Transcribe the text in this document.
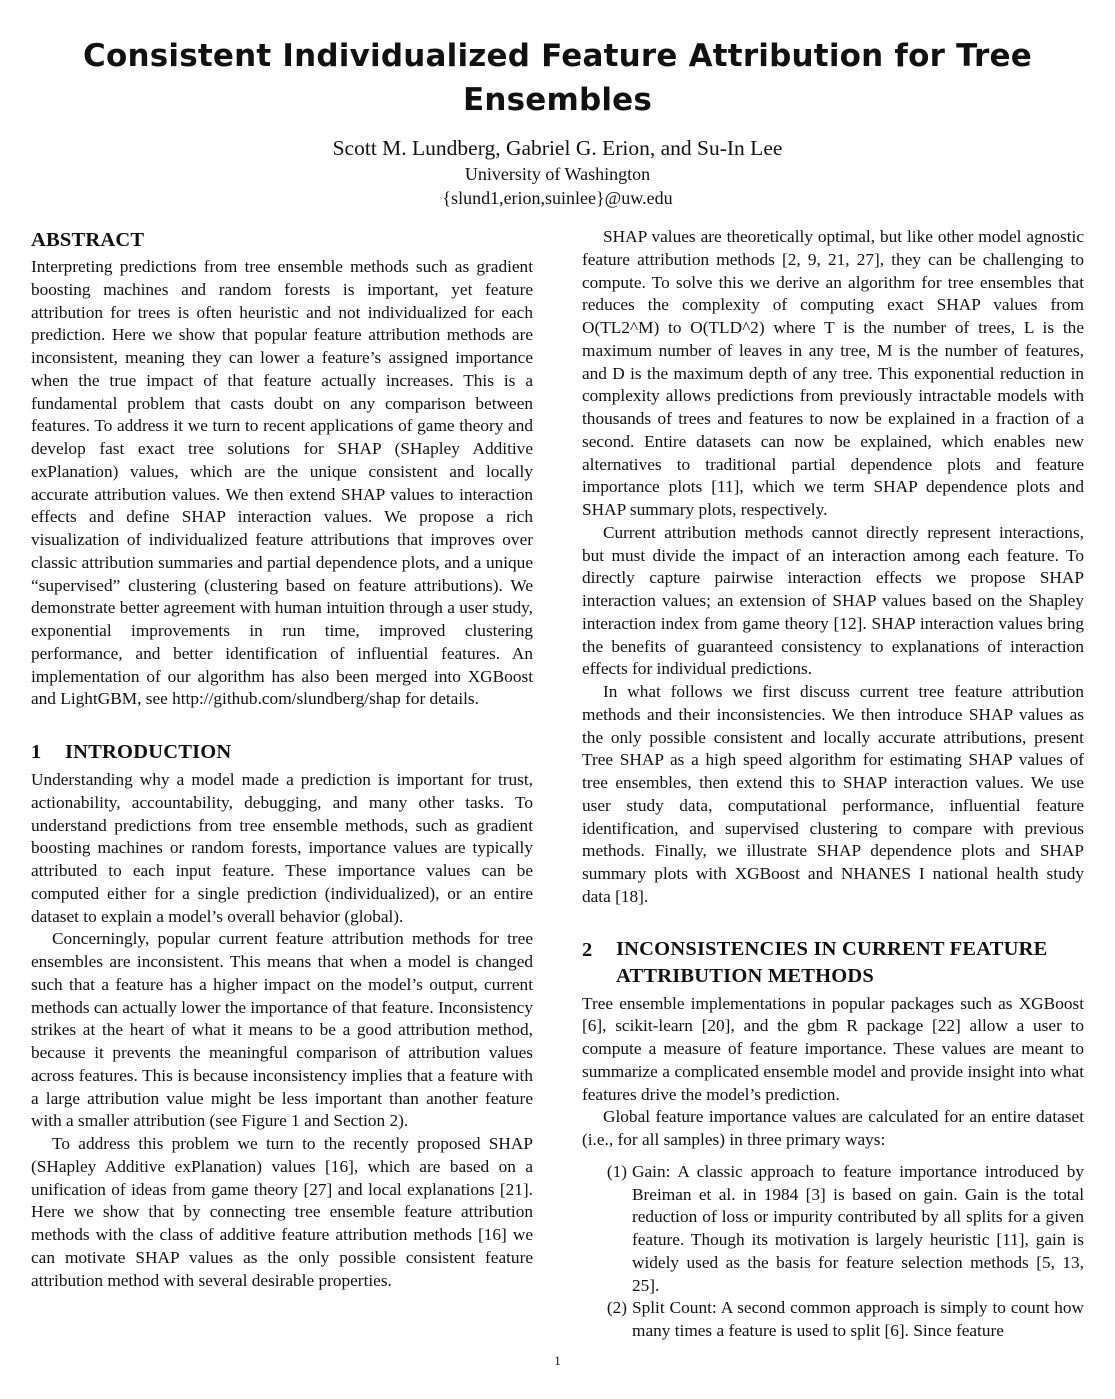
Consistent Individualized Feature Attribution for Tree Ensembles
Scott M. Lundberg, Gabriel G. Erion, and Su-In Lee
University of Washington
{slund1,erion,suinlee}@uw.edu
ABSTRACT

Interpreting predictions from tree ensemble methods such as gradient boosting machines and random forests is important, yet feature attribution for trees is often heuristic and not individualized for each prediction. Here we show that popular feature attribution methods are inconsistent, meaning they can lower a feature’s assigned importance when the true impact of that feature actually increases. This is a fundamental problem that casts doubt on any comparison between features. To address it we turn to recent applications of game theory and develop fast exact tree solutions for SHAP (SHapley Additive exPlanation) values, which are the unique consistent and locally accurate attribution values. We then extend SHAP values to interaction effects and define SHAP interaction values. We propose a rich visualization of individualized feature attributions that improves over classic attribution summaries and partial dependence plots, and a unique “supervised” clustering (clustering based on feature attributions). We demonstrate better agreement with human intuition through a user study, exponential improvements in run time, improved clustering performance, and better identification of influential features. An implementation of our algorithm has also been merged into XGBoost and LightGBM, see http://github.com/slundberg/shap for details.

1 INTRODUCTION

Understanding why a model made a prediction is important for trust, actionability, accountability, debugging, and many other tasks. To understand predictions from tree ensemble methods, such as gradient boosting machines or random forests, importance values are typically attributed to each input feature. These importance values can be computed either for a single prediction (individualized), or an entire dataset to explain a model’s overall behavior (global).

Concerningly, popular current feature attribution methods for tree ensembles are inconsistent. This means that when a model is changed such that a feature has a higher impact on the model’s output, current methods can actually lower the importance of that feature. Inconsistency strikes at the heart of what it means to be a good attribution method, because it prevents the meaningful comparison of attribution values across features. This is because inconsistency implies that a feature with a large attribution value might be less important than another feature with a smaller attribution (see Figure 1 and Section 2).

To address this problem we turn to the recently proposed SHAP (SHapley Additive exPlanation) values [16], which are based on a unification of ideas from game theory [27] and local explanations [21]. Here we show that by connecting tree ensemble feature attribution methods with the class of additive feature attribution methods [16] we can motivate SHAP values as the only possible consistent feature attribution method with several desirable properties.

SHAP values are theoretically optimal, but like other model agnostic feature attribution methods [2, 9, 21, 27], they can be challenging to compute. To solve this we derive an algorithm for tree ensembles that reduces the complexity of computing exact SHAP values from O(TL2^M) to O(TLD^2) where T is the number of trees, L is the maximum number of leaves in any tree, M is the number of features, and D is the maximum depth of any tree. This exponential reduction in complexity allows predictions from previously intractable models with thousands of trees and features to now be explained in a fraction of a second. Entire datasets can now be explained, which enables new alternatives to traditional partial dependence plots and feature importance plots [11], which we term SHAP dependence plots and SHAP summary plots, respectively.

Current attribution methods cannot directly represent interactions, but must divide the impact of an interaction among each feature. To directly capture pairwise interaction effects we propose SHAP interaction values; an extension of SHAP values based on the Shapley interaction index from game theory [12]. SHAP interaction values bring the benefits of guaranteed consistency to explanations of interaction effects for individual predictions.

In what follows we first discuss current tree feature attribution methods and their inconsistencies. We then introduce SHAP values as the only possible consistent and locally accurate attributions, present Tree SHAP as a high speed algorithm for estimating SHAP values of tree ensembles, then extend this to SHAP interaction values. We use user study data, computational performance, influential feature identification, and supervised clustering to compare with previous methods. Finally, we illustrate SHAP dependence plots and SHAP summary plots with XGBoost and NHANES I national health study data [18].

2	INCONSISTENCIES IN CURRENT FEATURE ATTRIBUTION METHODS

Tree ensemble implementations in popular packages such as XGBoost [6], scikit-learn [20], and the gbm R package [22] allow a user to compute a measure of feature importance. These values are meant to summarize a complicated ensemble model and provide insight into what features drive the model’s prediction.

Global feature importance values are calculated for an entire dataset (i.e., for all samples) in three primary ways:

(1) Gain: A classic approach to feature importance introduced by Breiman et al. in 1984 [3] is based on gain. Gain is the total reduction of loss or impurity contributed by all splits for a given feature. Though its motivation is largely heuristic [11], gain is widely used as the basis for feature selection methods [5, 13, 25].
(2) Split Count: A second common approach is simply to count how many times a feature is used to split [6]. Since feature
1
...
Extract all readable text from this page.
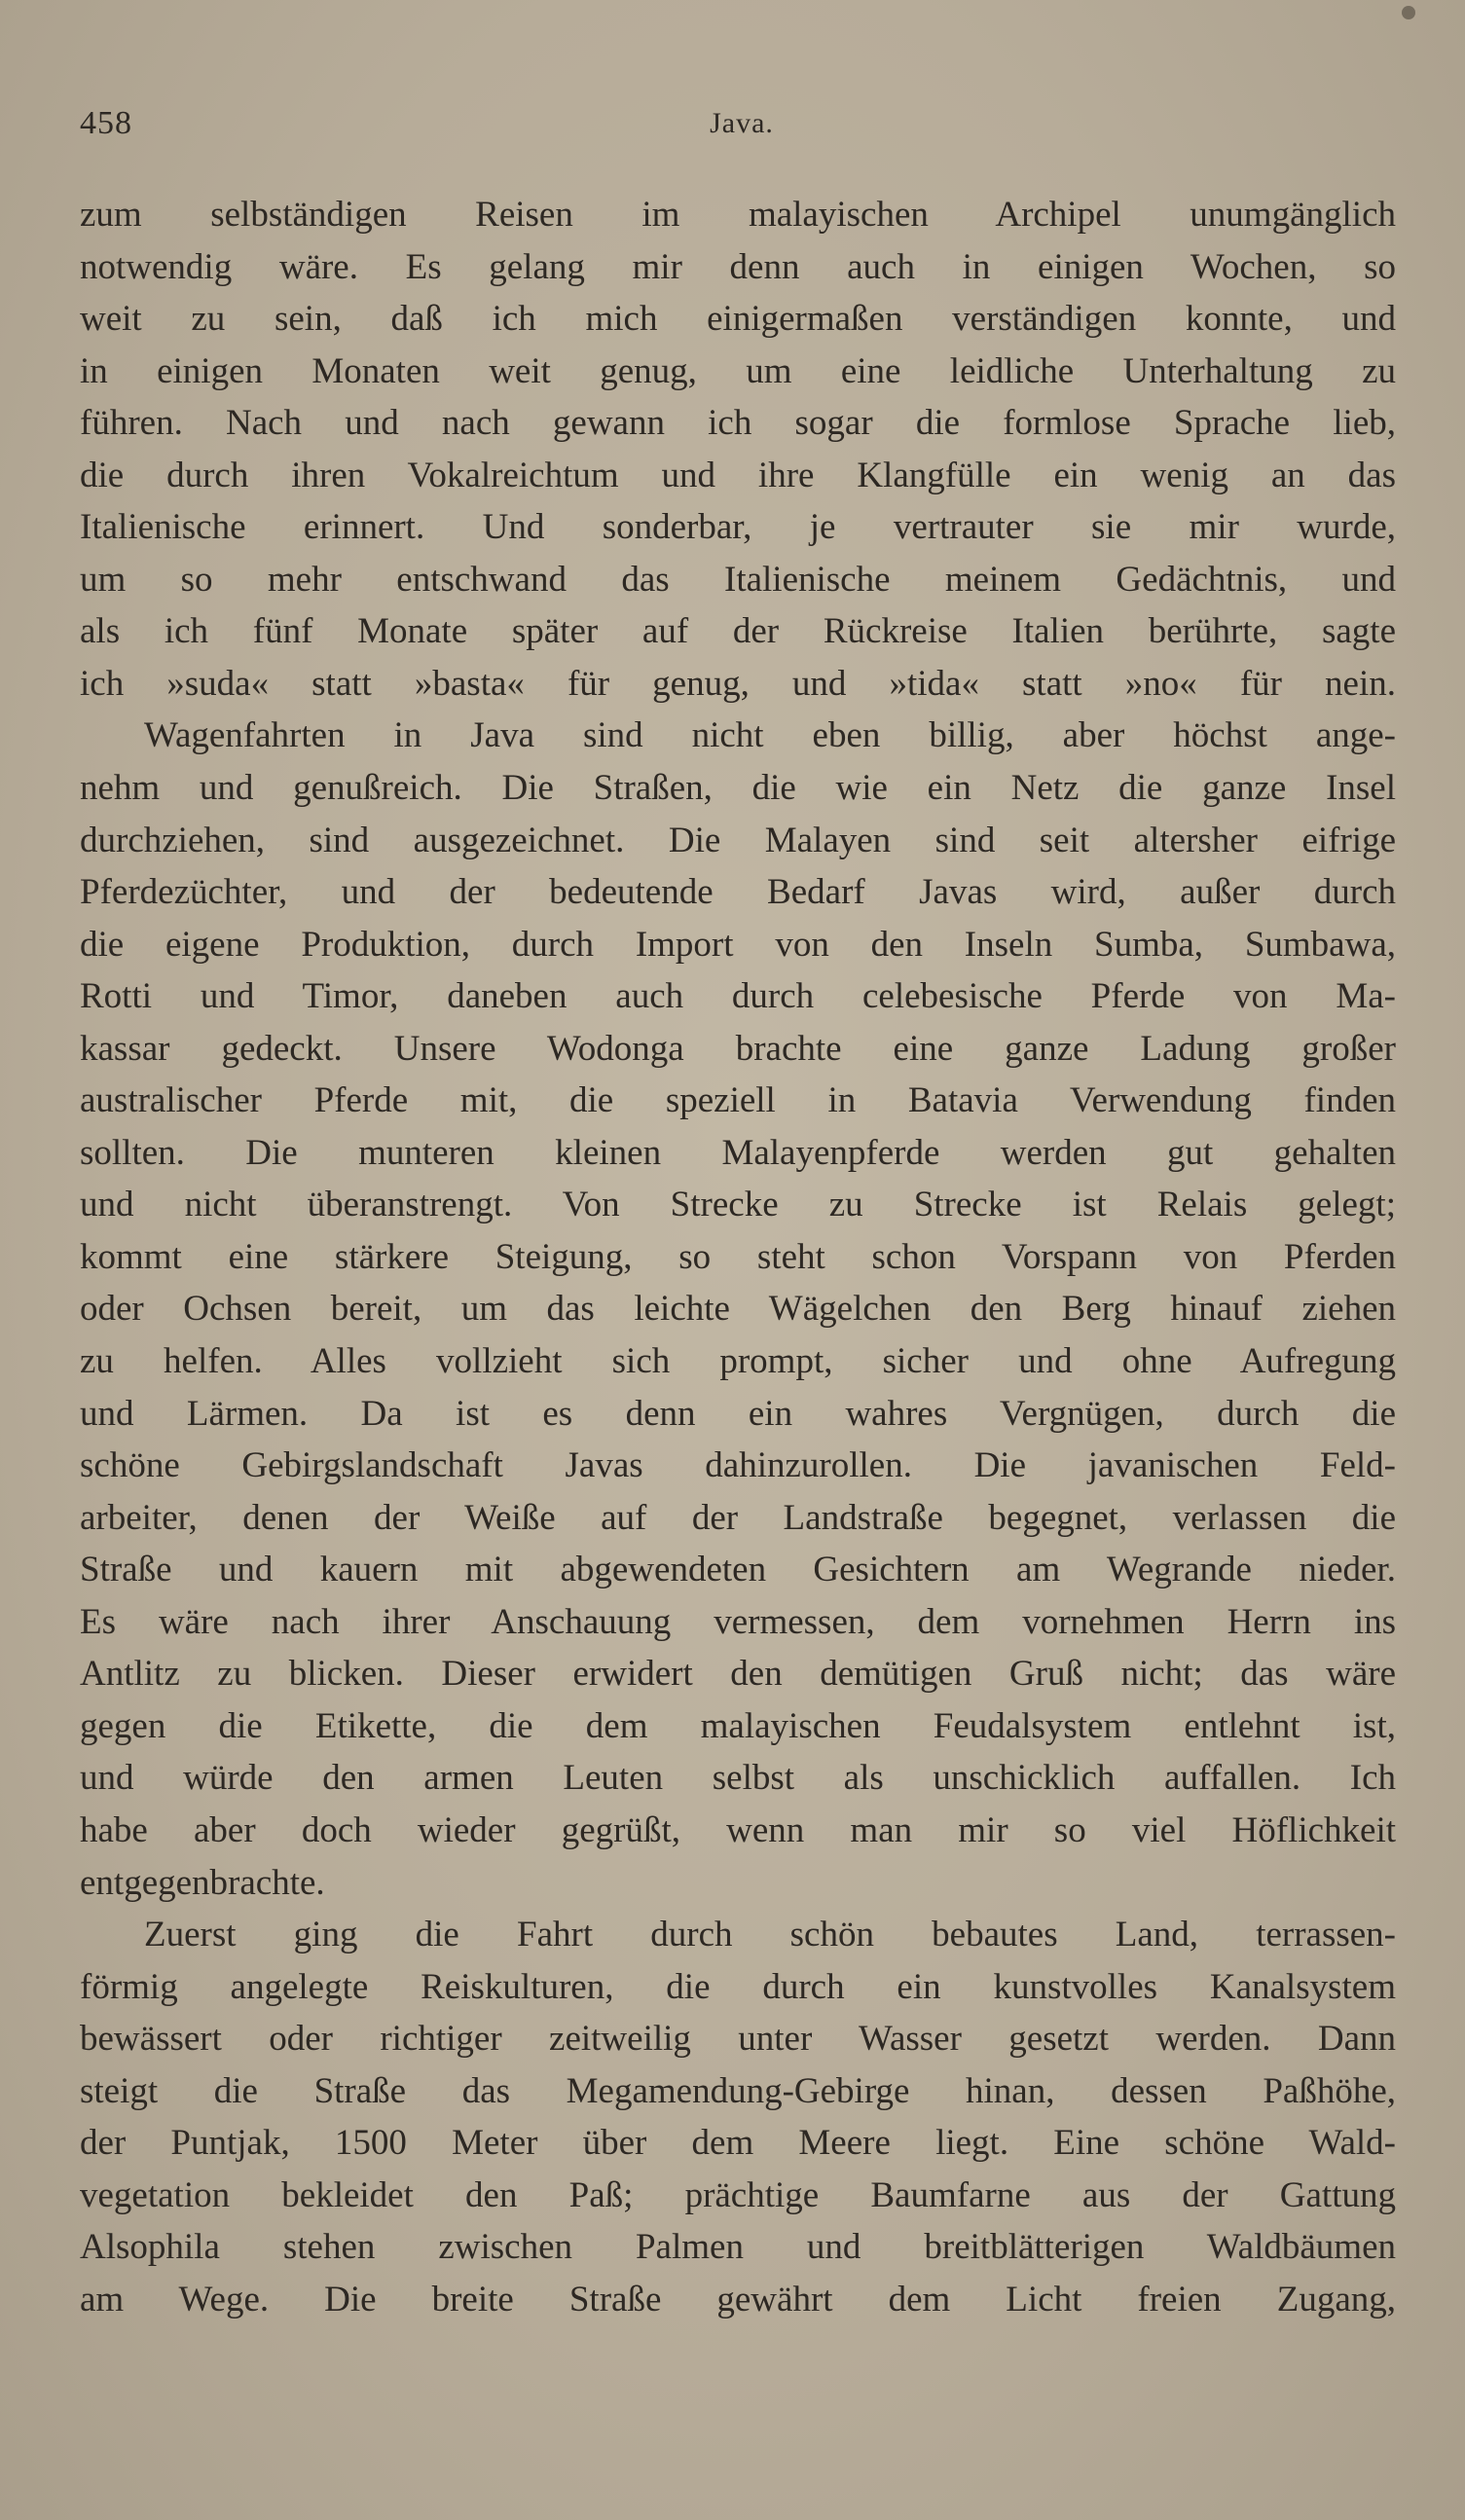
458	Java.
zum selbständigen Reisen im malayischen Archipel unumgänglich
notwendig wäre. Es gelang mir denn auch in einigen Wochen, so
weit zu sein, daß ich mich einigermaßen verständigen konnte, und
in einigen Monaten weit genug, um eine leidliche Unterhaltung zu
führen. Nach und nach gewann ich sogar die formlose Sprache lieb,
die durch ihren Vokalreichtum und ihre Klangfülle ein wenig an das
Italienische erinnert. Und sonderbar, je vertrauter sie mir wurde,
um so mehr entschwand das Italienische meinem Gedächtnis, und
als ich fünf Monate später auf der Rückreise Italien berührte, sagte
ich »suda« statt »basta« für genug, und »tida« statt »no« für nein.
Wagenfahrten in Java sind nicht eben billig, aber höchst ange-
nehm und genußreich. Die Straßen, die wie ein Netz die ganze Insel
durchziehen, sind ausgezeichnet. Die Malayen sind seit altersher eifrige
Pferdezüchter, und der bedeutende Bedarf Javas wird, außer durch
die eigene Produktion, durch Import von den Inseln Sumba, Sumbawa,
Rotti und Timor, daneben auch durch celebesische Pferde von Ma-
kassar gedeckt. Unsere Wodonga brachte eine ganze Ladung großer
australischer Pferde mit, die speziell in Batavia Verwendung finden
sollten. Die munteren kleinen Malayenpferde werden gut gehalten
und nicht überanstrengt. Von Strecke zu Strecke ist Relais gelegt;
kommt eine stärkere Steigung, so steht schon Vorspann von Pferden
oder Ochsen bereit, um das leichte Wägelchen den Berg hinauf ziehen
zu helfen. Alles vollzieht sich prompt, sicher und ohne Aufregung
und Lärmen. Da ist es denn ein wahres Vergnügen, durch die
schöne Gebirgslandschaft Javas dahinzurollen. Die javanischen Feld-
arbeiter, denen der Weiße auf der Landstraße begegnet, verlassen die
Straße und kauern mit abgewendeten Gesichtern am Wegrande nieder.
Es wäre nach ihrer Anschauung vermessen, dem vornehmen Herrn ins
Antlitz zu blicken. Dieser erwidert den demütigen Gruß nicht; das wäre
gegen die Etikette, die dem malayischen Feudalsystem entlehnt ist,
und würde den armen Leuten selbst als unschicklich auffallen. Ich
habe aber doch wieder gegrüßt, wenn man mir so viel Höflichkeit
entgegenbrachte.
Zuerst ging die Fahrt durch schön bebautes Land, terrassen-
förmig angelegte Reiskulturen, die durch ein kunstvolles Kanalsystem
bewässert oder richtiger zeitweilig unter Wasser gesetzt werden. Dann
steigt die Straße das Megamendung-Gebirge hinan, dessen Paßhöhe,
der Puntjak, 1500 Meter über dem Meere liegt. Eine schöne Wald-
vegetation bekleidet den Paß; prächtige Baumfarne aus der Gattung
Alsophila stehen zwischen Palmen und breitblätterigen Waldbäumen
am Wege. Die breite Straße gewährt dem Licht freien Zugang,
---
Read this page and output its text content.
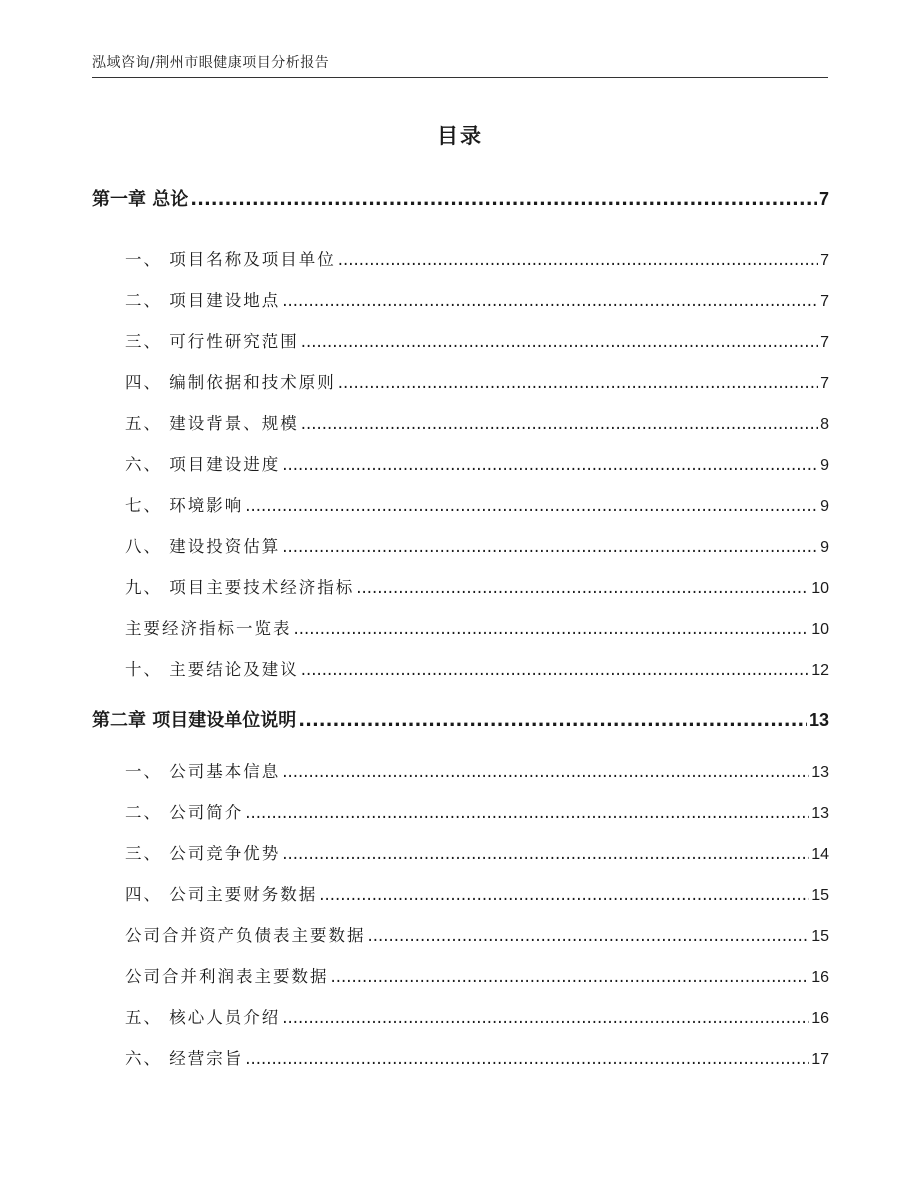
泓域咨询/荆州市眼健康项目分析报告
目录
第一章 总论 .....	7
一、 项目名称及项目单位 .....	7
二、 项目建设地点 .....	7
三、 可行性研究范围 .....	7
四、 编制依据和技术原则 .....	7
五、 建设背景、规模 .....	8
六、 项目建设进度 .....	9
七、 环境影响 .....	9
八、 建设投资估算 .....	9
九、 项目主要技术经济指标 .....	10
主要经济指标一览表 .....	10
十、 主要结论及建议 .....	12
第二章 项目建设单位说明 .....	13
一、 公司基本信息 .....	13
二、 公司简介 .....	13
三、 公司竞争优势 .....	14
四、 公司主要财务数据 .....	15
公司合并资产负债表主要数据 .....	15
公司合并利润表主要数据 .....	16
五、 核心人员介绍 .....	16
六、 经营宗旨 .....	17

* [Task instructions]: Identify the lines above that contain the word "oder", then copy them.

* [Task result]:
oder Ochsen bereit, um das leichte Wägelchen den Berg hinauf ziehen
bewässert oder richtiger zeitweilig unter Wasser gesetzt werden. Dann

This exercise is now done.